BEGIN MATERIAL FOR THIS EXERCISE
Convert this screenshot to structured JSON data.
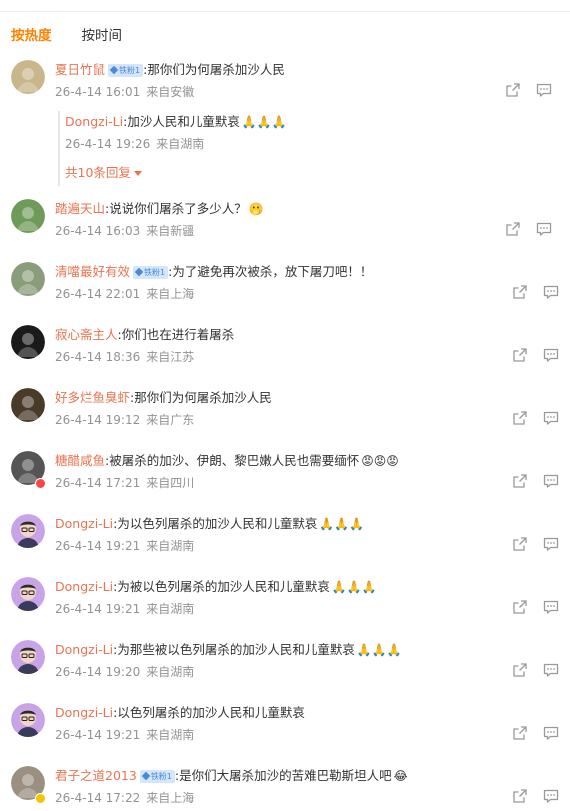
{
  "tabs": {
    "hot": "按热度",
    "time": "按时间"
  },
  "comments": [
    {
      "user": "夏日竹鼠",
      "badge": "铁粉1",
      "text": ":那你们为何屠杀加沙人民",
      "emoji": "",
      "time": "26-4-14 16:01",
      "source": "来自安徽",
      "avatar_color": "#c9b68a"
    },
    {
      "user": "踏遍天山",
      "badge": "",
      "text": ":说说你们屠杀了多少人？",
      "emoji": "🫢",
      "time": "26-4-14 16:03",
      "source": "来自新疆",
      "avatar_color": "#6f9a5a"
    },
    {
      "user": "清噹最好有效",
      "badge": "铁粉1",
      "text": ":为了避免再次被杀，放下屠刀吧！！",
      "emoji": "",
      "time": "26-4-14 22:01",
      "source": "来自上海",
      "avatar_color": "#8a9d7a"
    },
    {
      "user": "寂心斋主人",
      "badge": "",
      "text": ":你们也在进行着屠杀",
      "emoji": "",
      "time": "26-4-14 18:36",
      "source": "来自江苏",
      "avatar_color": "#1a1a1a"
    },
    {
      "user": "好多烂鱼臭虾",
      "badge": "",
      "text": ":那你们为何屠杀加沙人民",
      "emoji": "",
      "time": "26-4-14 19:12",
      "source": "来自广东",
      "avatar_color": "#4a3a2a"
    },
    {
      "user": "糖醋咸鱼",
      "badge": "",
      "text": ":被屠杀的加沙、伊朗、黎巴嫩人民也需要缅怀",
      "emoji": "😡😡😡",
      "time": "26-4-14 17:21",
      "source": "来自四川",
      "avatar_color": "#555555"
    },
    {
      "user": "Dongzi-Li",
      "badge": "",
      "text": ":为以色列屠杀的加沙人民和儿童默哀",
      "emoji": "🙏🙏🙏",
      "time": "26-4-14 19:21",
      "source": "来自湖南",
      "avatar_color": "#b88ad6"
    },
    {
      "user": "Dongzi-Li",
      "badge": "",
      "text": ":为被以色列屠杀的加沙人民和儿童默哀",
      "emoji": "🙏🙏🙏",
      "time": "26-4-14 19:21",
      "source": "来自湖南",
      "avatar_color": "#b88ad6"
    },
    {
      "user": "Dongzi-Li",
      "badge": "",
      "text": ":为那些被以色列屠杀的加沙人民和儿童默哀",
      "emoji": "🙏🙏🙏",
      "time": "26-4-14 19:20",
      "source": "来自湖南",
      "avatar_color": "#b88ad6"
    },
    {
      "user": "Dongzi-Li",
      "badge": "",
      "text": ":以色列屠杀的加沙人民和儿童默哀",
      "emoji": "",
      "time": "26-4-14 19:21",
      "source": "来自湖南",
      "avatar_color": "#b88ad6"
    },
    {
      "user": "君子之道2013",
      "badge": "铁粉1",
      "text": ":是你们大屠杀加沙的苦难巴勒斯坦人吧",
      "emoji": "😂",
      "time": "26-4-14 17:22",
      "source": "来自上海",
      "avatar_color": "#9a8f80"
    }
  ],
  "reply": {
    "user": "Dongzi-Li",
    "text": ":加沙人民和儿童默哀",
    "emoji": "🙏🙏🙏",
    "time": "26-4-14 19:26",
    "source": "来自湖南",
    "more": "共10条回复"
  },
  "icons": {
    "share": "share-icon",
    "comment": "comment-icon"
  },
  "colors": {
    "accent": "#ff8200",
    "username": "#eb7350",
    "meta": "#939393"
  }
}
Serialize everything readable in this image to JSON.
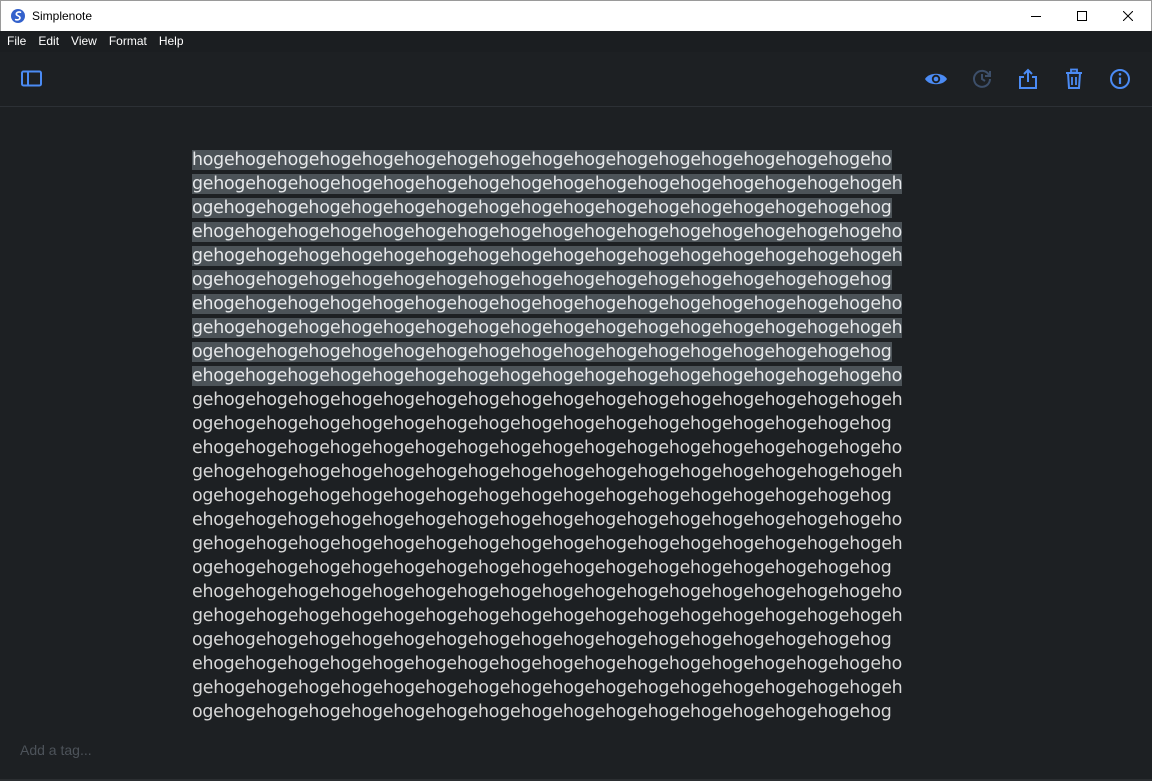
{
  "window": {
    "title": "Simplenote"
  },
  "menu": {
    "items": [
      "File",
      "Edit",
      "View",
      "Format",
      "Help"
    ]
  },
  "toolbar": {
    "sidebar_toggle": "sidebar-toggle-icon",
    "actions": [
      "preview-eye-icon",
      "history-icon",
      "share-icon",
      "trash-icon",
      "info-icon"
    ]
  },
  "note": {
    "lines": [
      "hogehogehogehogehogehogehogehogehogehogehogehogehogehogehogehogeho",
      "gehogehogehogehogehogehogehogehogehogehogehogehogehogehogehogehogeh",
      "ogehogehogehogehogehogehogehogehogehogehogehogehogehogehogehogehog",
      "ehogehogehogehogehogehogehogehogehogehogehogehogehogehogehogehogeho",
      "gehogehogehogehogehogehogehogehogehogehogehogehogehogehogehogehogeh",
      "ogehogehogehogehogehogehogehogehogehogehogehogehogehogehogehogehog",
      "ehogehogehogehogehogehogehogehogehogehogehogehogehogehogehogehogeho",
      "gehogehogehogehogehogehogehogehogehogehogehogehogehogehogehogehogeh",
      "ogehogehogehogehogehogehogehogehogehogehogehogehogehogehogehogehog",
      "ehogehogehogehogehogehogehogehogehogehogehogehogehogehogehogehogeho",
      "gehogehogehogehogehogehogehogehogehogehogehogehogehogehogehogehogeh",
      "ogehogehogehogehogehogehogehogehogehogehogehogehogehogehogehogehog",
      "ehogehogehogehogehogehogehogehogehogehogehogehogehogehogehogehogeho",
      "gehogehogehogehogehogehogehogehogehogehogehogehogehogehogehogehogeh",
      "ogehogehogehogehogehogehogehogehogehogehogehogehogehogehogehogehog",
      "ehogehogehogehogehogehogehogehogehogehogehogehogehogehogehogehogeho",
      "gehogehogehogehogehogehogehogehogehogehogehogehogehogehogehogehogeh",
      "ogehogehogehogehogehogehogehogehogehogehogehogehogehogehogehogehog",
      "ehogehogehogehogehogehogehogehogehogehogehogehogehogehogehogehogeho",
      "gehogehogehogehogehogehogehogehogehogehogehogehogehogehogehogehogeh",
      "ogehogehogehogehogehogehogehogehogehogehogehogehogehogehogehogehog",
      "ehogehogehogehogehogehogehogehogehogehogehogehogehogehogehogehogeho",
      "gehogehogehogehogehogehogehogehogehogehogehogehogehogehogehogehogeh",
      "ogehogehogehogehogehogehogehogehogehogehogehogehogehogehogehogehog"
    ],
    "selected_line_count": 10
  },
  "tags": {
    "placeholder": "Add a tag..."
  },
  "colors": {
    "accent": "#4b8bf4",
    "accent_disabled": "#3d4f6a",
    "background": "#1d2023",
    "selection": "#4c5358"
  }
}
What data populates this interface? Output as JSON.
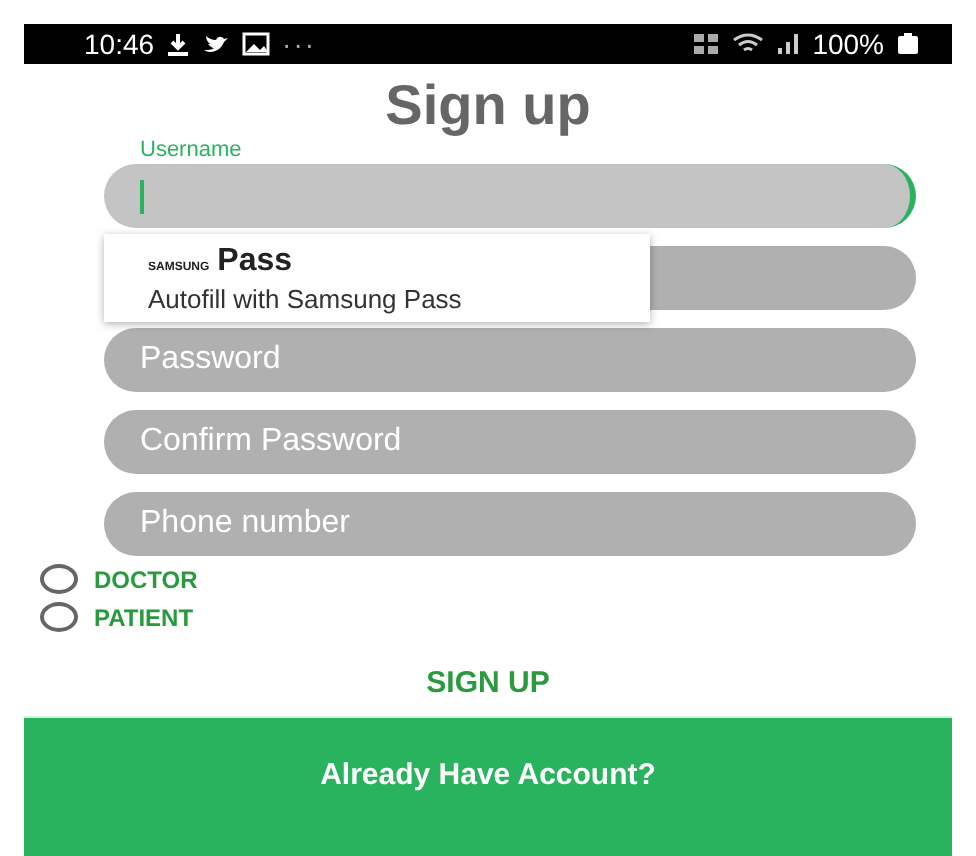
{
  "status_bar": {
    "time": "10:46",
    "more": "···",
    "battery": "100%"
  },
  "title": "Sign up",
  "fields": [
    {
      "label": "Username",
      "focused": true
    },
    {
      "focused": false
    },
    {
      "placeholder": "Password",
      "focused": false
    },
    {
      "placeholder": "Confirm Password",
      "focused": false
    },
    {
      "placeholder": "Phone number",
      "focused": false
    }
  ],
  "autofill_popup": {
    "brand_small": "SAMSUNG",
    "brand_large": "Pass",
    "action": "Autofill with Samsung Pass"
  },
  "roles": [
    {
      "label": "DOCTOR",
      "selected": false
    },
    {
      "label": "PATIENT",
      "selected": false
    }
  ],
  "sign_up_button": "SIGN UP",
  "login_button": "Already Have Account?"
}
END MATERIAL FOR THIS EXERCISE
OBJECTIVE - Restate the entire listing word for word, excluding pictures.

THE RESULT -
Convert this screenshot to structured JSON data.
{
  "tabs": {
    "hot": "按热度",
    "time": "按时间"
  },
  "comments": [
    {
      "user": "夏日竹鼠",
      "badge": "铁粉1",
      "text": ":那你们为何屠杀加沙人民",
      "emoji": "",
      "time": "26-4-14 16:01",
      "source": "来自安徽",
      "avatar_color": "#c9b68a"
    },
    {
      "user": "踏遍天山",
      "badge": "",
      "text": ":说说你们屠杀了多少人？",
      "emoji": "🫢",
      "time": "26-4-14 16:03",
      "source": "来自新疆",
      "avatar_color": "#6f9a5a"
    },
    {
      "user": "清噹最好有效",
      "badge": "铁粉1",
      "text": ":为了避免再次被杀，放下屠刀吧！！",
      "emoji": "",
      "time": "26-4-14 22:01",
      "source": "来自上海",
      "avatar_color": "#8a9d7a"
    },
    {
      "user": "寂心斋主人",
      "badge": "",
      "text": ":你们也在进行着屠杀",
      "emoji": "",
      "time": "26-4-14 18:36",
      "source": "来自江苏",
      "avatar_color": "#1a1a1a"
    },
    {
      "user": "好多烂鱼臭虾",
      "badge": "",
      "text": ":那你们为何屠杀加沙人民",
      "emoji": "",
      "time": "26-4-14 19:12",
      "source": "来自广东",
      "avatar_color": "#4a3a2a"
    },
    {
      "user": "糖醋咸鱼",
      "badge": "",
      "text": ":被屠杀的加沙、伊朗、黎巴嫩人民也需要缅怀",
      "emoji": "😡😡😡",
      "time": "26-4-14 17:21",
      "source": "来自四川",
      "avatar_color": "#555555"
    },
    {
      "user": "Dongzi-Li",
      "badge": "",
      "text": ":为以色列屠杀的加沙人民和儿童默哀",
      "emoji": "🙏🙏🙏",
      "time": "26-4-14 19:21",
      "source": "来自湖南",
      "avatar_color": "#b88ad6"
    },
    {
      "user": "Dongzi-Li",
      "badge": "",
      "text": ":为被以色列屠杀的加沙人民和儿童默哀",
      "emoji": "🙏🙏🙏",
      "time": "26-4-14 19:21",
      "source": "来自湖南",
      "avatar_color": "#b88ad6"
    },
    {
      "user": "Dongzi-Li",
      "badge": "",
      "text": ":为那些被以色列屠杀的加沙人民和儿童默哀",
      "emoji": "🙏🙏🙏",
      "time": "26-4-14 19:20",
      "source": "来自湖南",
      "avatar_color": "#b88ad6"
    },
    {
      "user": "Dongzi-Li",
      "badge": "",
      "text": ":以色列屠杀的加沙人民和儿童默哀",
      "emoji": "",
      "time": "26-4-14 19:21",
      "source": "来自湖南",
      "avatar_color": "#b88ad6"
    },
    {
      "user": "君子之道2013",
      "badge": "铁粉1",
      "text": ":是你们大屠杀加沙的苦难巴勒斯坦人吧",
      "emoji": "😂",
      "time": "26-4-14 17:22",
      "source": "来自上海",
      "avatar_color": "#9a8f80"
    }
  ],
  "reply": {
    "user": "Dongzi-Li",
    "text": ":加沙人民和儿童默哀",
    "emoji": "🙏🙏🙏",
    "time": "26-4-14 19:26",
    "source": "来自湖南",
    "more": "共10条回复"
  },
  "icons": {
    "share": "share-icon",
    "comment": "comment-icon"
  },
  "colors": {
    "accent": "#ff8200",
    "username": "#eb7350",
    "meta": "#939393"
  }
}
Serialize everything readable in this image to JSON.
{
  "window": {
    "title": "Simplenote"
  },
  "menu": {
    "items": [
      "File",
      "Edit",
      "View",
      "Format",
      "Help"
    ]
  },
  "toolbar": {
    "sidebar_toggle": "sidebar-toggle-icon",
    "actions": [
      "preview-eye-icon",
      "history-icon",
      "share-icon",
      "trash-icon",
      "info-icon"
    ]
  },
  "note": {
    "lines": [
      "hogehogehogehogehogehogehogehogehogehogehogehogehogehogehogehogeho",
      "gehogehogehogehogehogehogehogehogehogehogehogehogehogehogehogehogeh",
      "ogehogehogehogehogehogehogehogehogehogehogehogehogehogehogehogehog",
      "ehogehogehogehogehogehogehogehogehogehogehogehogehogehogehogehogeho",
      "gehogehogehogehogehogehogehogehogehogehogehogehogehogehogehogehogeh",
      "ogehogehogehogehogehogehogehogehogehogehogehogehogehogehogehogehog",
      "ehogehogehogehogehogehogehogehogehogehogehogehogehogehogehogehogeho",
      "gehogehogehogehogehogehogehogehogehogehogehogehogehogehogehogehogeh",
      "ogehogehogehogehogehogehogehogehogehogehogehogehogehogehogehogehog",
      "ehogehogehogehogehogehogehogehogehogehogehogehogehogehogehogehogeho",
      "gehogehogehogehogehogehogehogehogehogehogehogehogehogehogehogehogeh",
      "ogehogehogehogehogehogehogehogehogehogehogehogehogehogehogehogehog",
      "ehogehogehogehogehogehogehogehogehogehogehogehogehogehogehogehogeho",
      "gehogehogehogehogehogehogehogehogehogehogehogehogehogehogehogehogeh",
      "ogehogehogehogehogehogehogehogehogehogehogehogehogehogehogehogehog",
      "ehogehogehogehogehogehogehogehogehogehogehogehogehogehogehogehogeho",
      "gehogehogehogehogehogehogehogehogehogehogehogehogehogehogehogehogeh",
      "ogehogehogehogehogehogehogehogehogehogehogehogehogehogehogehogehog",
      "ehogehogehogehogehogehogehogehogehogehogehogehogehogehogehogehogeho",
      "gehogehogehogehogehogehogehogehogehogehogehogehogehogehogehogehogeh",
      "ogehogehogehogehogehogehogehogehogehogehogehogehogehogehogehogehog",
      "ehogehogehogehogehogehogehogehogehogehogehogehogehogehogehogehogeho",
      "gehogehogehogehogehogehogehogehogehogehogehogehogehogehogehogehogeh",
      "ogehogehogehogehogehogehogehogehogehogehogehogehogehogehogehogehog"
    ],
    "selected_line_count": 10
  },
  "tags": {
    "placeholder": "Add a tag..."
  },
  "colors": {
    "accent": "#4b8bf4",
    "accent_disabled": "#3d4f6a",
    "background": "#1d2023",
    "selection": "#4c5358"
  }
}
What data populates this interface? Output as JSON.
{
  "status_bar": {
    "time": "10:46",
    "more": "···",
    "battery": "100%"
  },
  "title": "Sign up",
  "fields": [
    {
      "label": "Username",
      "focused": true
    },
    {
      "focused": false
    },
    {
      "placeholder": "Password",
      "focused": false
    },
    {
      "placeholder": "Confirm Password",
      "focused": false
    },
    {
      "placeholder": "Phone number",
      "focused": false
    }
  ],
  "autofill_popup": {
    "brand_small": "SAMSUNG",
    "brand_large": "Pass",
    "action": "Autofill with Samsung Pass"
  },
  "roles": [
    {
      "label": "DOCTOR",
      "selected": false
    },
    {
      "label": "PATIENT",
      "selected": false
    }
  ],
  "sign_up_button": "SIGN UP",
  "login_button": "Already Have Account?"
}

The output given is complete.